◆ Exercise details: Change every instance of "Event Viewer" in the data below to "Log Viewer", and return all the data with nothing else altered.

Element box annotations
****************************************

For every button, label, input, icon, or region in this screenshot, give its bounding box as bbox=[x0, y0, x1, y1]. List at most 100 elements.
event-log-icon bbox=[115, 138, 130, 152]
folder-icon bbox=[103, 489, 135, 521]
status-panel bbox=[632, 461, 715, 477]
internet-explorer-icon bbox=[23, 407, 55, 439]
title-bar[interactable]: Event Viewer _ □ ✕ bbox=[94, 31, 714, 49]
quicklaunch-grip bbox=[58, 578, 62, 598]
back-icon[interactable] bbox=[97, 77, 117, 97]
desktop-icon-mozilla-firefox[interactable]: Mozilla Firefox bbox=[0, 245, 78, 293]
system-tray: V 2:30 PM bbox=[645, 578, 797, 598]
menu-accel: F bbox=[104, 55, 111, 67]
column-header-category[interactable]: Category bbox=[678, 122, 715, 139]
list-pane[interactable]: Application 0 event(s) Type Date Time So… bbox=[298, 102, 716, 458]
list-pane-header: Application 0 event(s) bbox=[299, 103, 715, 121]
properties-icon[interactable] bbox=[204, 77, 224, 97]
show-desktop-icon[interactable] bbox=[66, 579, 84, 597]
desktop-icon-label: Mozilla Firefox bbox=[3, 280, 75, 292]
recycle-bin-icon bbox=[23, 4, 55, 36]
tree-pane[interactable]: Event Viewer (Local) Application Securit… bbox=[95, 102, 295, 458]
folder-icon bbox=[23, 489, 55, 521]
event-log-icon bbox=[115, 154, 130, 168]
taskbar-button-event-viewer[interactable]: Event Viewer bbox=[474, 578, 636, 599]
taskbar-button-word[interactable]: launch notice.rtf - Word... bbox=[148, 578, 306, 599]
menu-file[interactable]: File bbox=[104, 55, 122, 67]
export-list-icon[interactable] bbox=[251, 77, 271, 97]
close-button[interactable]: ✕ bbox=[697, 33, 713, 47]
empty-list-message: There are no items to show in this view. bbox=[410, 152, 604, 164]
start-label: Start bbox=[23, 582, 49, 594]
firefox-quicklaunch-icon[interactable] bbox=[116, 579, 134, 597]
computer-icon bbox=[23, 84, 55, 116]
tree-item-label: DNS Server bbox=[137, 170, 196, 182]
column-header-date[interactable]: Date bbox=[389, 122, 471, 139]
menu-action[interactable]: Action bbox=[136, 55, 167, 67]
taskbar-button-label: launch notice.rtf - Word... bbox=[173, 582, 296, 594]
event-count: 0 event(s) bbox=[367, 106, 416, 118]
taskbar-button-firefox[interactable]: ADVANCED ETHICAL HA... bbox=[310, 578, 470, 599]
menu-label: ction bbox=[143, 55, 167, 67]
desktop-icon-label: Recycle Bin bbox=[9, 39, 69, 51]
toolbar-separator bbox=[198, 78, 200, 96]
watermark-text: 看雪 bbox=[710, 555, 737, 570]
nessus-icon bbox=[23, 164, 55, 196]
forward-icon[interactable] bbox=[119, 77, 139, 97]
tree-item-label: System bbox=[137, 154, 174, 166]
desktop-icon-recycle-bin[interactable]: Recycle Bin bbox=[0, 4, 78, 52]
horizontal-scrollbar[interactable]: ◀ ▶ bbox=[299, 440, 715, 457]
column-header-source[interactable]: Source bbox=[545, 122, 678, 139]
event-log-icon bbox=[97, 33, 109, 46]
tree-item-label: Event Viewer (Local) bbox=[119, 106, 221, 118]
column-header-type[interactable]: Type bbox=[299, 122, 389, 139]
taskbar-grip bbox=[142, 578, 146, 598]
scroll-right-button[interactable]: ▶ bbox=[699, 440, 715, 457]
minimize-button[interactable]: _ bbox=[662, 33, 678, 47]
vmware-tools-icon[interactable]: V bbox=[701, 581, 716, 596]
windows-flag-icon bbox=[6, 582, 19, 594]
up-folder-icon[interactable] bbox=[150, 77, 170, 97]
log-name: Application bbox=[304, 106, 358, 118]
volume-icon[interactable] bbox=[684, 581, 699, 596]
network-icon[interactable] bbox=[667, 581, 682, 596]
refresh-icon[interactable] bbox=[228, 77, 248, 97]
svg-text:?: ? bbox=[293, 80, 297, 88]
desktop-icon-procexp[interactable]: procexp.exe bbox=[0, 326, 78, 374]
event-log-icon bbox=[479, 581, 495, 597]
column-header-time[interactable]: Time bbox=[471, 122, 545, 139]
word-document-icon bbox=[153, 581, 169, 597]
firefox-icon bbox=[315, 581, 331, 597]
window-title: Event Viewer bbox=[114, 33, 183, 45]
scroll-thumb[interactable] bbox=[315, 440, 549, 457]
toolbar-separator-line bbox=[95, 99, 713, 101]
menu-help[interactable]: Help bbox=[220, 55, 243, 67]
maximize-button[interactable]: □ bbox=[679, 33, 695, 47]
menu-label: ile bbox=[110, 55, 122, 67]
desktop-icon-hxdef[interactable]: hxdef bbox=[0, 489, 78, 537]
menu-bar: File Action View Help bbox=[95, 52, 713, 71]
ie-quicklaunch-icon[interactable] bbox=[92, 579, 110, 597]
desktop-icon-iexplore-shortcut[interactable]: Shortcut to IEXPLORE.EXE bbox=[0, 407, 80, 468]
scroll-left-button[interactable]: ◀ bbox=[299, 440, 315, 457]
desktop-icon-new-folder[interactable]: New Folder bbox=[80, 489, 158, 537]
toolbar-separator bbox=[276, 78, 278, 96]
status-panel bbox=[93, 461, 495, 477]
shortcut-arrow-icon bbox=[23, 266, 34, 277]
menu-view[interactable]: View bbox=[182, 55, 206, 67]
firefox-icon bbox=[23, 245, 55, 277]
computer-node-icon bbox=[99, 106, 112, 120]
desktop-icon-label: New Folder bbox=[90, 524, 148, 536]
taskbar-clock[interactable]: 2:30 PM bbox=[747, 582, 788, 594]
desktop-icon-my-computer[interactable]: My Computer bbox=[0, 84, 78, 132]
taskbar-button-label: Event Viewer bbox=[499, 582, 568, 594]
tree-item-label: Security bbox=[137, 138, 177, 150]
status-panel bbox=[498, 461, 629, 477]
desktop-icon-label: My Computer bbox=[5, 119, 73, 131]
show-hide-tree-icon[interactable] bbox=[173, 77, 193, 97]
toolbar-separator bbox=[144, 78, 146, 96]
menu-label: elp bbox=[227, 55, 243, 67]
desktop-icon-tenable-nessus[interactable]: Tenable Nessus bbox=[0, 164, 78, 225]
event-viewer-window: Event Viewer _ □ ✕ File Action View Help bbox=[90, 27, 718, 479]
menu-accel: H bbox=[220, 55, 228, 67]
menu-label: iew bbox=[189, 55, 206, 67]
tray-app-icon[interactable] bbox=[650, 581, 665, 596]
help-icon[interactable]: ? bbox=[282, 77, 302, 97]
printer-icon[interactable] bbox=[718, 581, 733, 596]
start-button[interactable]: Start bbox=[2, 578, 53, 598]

****************************************

◆ Reply to the exercise:
For every button, label, input, icon, or region in this screenshot, give its bounding box as bbox=[x0, y0, x1, y1]. List at most 100 elements.
event-log-icon bbox=[115, 138, 130, 152]
folder-icon bbox=[103, 489, 135, 521]
status-panel bbox=[632, 461, 715, 477]
internet-explorer-icon bbox=[23, 407, 55, 439]
title-bar[interactable]: Log Viewer _ □ ✕ bbox=[94, 31, 714, 49]
quicklaunch-grip bbox=[58, 578, 62, 598]
back-icon[interactable] bbox=[97, 77, 117, 97]
desktop-icon-mozilla-firefox[interactable]: Mozilla Firefox bbox=[0, 245, 78, 293]
system-tray: V 2:30 PM bbox=[645, 578, 797, 598]
menu-accel: F bbox=[104, 55, 111, 67]
column-header-category[interactable]: Category bbox=[678, 122, 715, 139]
list-pane[interactable]: Application 0 event(s) Type Date Time So… bbox=[298, 102, 716, 458]
list-pane-header: Application 0 event(s) bbox=[299, 103, 715, 121]
properties-icon[interactable] bbox=[204, 77, 224, 97]
show-desktop-icon[interactable] bbox=[66, 579, 84, 597]
desktop-icon-label: Mozilla Firefox bbox=[3, 280, 75, 292]
recycle-bin-icon bbox=[23, 4, 55, 36]
tree-pane[interactable]: Log Viewer (Local) Application Securit… bbox=[95, 102, 295, 458]
folder-icon bbox=[23, 489, 55, 521]
event-log-icon bbox=[115, 154, 130, 168]
taskbar-button-event-viewer[interactable]: Log Viewer bbox=[474, 578, 636, 599]
taskbar-button-word[interactable]: launch notice.rtf - Word... bbox=[148, 578, 306, 599]
menu-file[interactable]: File bbox=[104, 55, 122, 67]
export-list-icon[interactable] bbox=[251, 77, 271, 97]
close-button[interactable]: ✕ bbox=[697, 33, 713, 47]
empty-list-message: There are no items to show in this view. bbox=[410, 152, 604, 164]
start-label: Start bbox=[23, 582, 49, 594]
firefox-quicklaunch-icon[interactable] bbox=[116, 579, 134, 597]
computer-icon bbox=[23, 84, 55, 116]
tree-item-label: DNS Server bbox=[137, 170, 196, 182]
column-header-date[interactable]: Date bbox=[389, 122, 471, 139]
menu-action[interactable]: Action bbox=[136, 55, 167, 67]
taskbar-button-label: launch notice.rtf - Word... bbox=[173, 582, 296, 594]
event-count: 0 event(s) bbox=[367, 106, 416, 118]
taskbar-button-firefox[interactable]: ADVANCED ETHICAL HA... bbox=[310, 578, 470, 599]
menu-label: ction bbox=[143, 55, 167, 67]
desktop-icon-label: Recycle Bin bbox=[9, 39, 69, 51]
toolbar-separator bbox=[198, 78, 200, 96]
watermark-text: 看雪 bbox=[710, 555, 737, 570]
nessus-icon bbox=[23, 164, 55, 196]
forward-icon[interactable] bbox=[119, 77, 139, 97]
tree-item-label: System bbox=[137, 154, 174, 166]
desktop-icon-recycle-bin[interactable]: Recycle Bin bbox=[0, 4, 78, 52]
horizontal-scrollbar[interactable]: ◀ ▶ bbox=[299, 440, 715, 457]
column-header-source[interactable]: Source bbox=[545, 122, 678, 139]
event-log-icon bbox=[97, 33, 109, 46]
tree-item-label: Log Viewer (Local) bbox=[119, 106, 221, 118]
column-header-type[interactable]: Type bbox=[299, 122, 389, 139]
taskbar-grip bbox=[142, 578, 146, 598]
scroll-right-button[interactable]: ▶ bbox=[699, 440, 715, 457]
minimize-button[interactable]: _ bbox=[662, 33, 678, 47]
vmware-tools-icon[interactable]: V bbox=[701, 581, 716, 596]
windows-flag-icon bbox=[6, 582, 19, 594]
up-folder-icon[interactable] bbox=[150, 77, 170, 97]
log-name: Application bbox=[304, 106, 358, 118]
volume-icon[interactable] bbox=[684, 581, 699, 596]
network-icon[interactable] bbox=[667, 581, 682, 596]
refresh-icon[interactable] bbox=[228, 77, 248, 97]
svg-text:?: ? bbox=[293, 80, 297, 88]
desktop-icon-procexp[interactable]: procexp.exe bbox=[0, 326, 78, 374]
event-log-icon bbox=[479, 581, 495, 597]
column-header-time[interactable]: Time bbox=[471, 122, 545, 139]
word-document-icon bbox=[153, 581, 169, 597]
firefox-icon bbox=[315, 581, 331, 597]
window-title: Log Viewer bbox=[114, 33, 183, 45]
scroll-thumb[interactable] bbox=[315, 440, 549, 457]
toolbar-separator-line bbox=[95, 99, 713, 101]
menu-help[interactable]: Help bbox=[220, 55, 243, 67]
maximize-button[interactable]: □ bbox=[679, 33, 695, 47]
menu-label: ile bbox=[110, 55, 122, 67]
desktop-icon-hxdef[interactable]: hxdef bbox=[0, 489, 78, 537]
menu-bar: File Action View Help bbox=[95, 52, 713, 71]
ie-quicklaunch-icon[interactable] bbox=[92, 579, 110, 597]
desktop-icon-iexplore-shortcut[interactable]: Shortcut to IEXPLORE.EXE bbox=[0, 407, 80, 468]
scroll-left-button[interactable]: ◀ bbox=[299, 440, 315, 457]
desktop-icon-new-folder[interactable]: New Folder bbox=[80, 489, 158, 537]
toolbar-separator bbox=[276, 78, 278, 96]
status-panel bbox=[93, 461, 495, 477]
shortcut-arrow-icon bbox=[23, 266, 34, 277]
menu-view[interactable]: View bbox=[182, 55, 206, 67]
firefox-icon bbox=[23, 245, 55, 277]
computer-node-icon bbox=[99, 106, 112, 120]
desktop-icon-label: New Folder bbox=[90, 524, 148, 536]
taskbar-clock[interactable]: 2:30 PM bbox=[747, 582, 788, 594]
desktop-icon-my-computer[interactable]: My Computer bbox=[0, 84, 78, 132]
taskbar-button-label: Log Viewer bbox=[499, 582, 568, 594]
tree-item-label: Security bbox=[137, 138, 177, 150]
status-panel bbox=[498, 461, 629, 477]
desktop-icon-label: My Computer bbox=[5, 119, 73, 131]
show-hide-tree-icon[interactable] bbox=[173, 77, 193, 97]
toolbar-separator bbox=[144, 78, 146, 96]
menu-label: elp bbox=[227, 55, 243, 67]
desktop-icon-tenable-nessus[interactable]: Tenable Nessus bbox=[0, 164, 78, 225]
event-viewer-window: Log Viewer _ □ ✕ File Action View Help bbox=[90, 27, 718, 479]
menu-accel: H bbox=[220, 55, 228, 67]
menu-label: iew bbox=[189, 55, 206, 67]
tray-app-icon[interactable] bbox=[650, 581, 665, 596]
help-icon[interactable]: ? bbox=[282, 77, 302, 97]
printer-icon[interactable] bbox=[718, 581, 733, 596]
start-button[interactable]: Start bbox=[2, 578, 53, 598]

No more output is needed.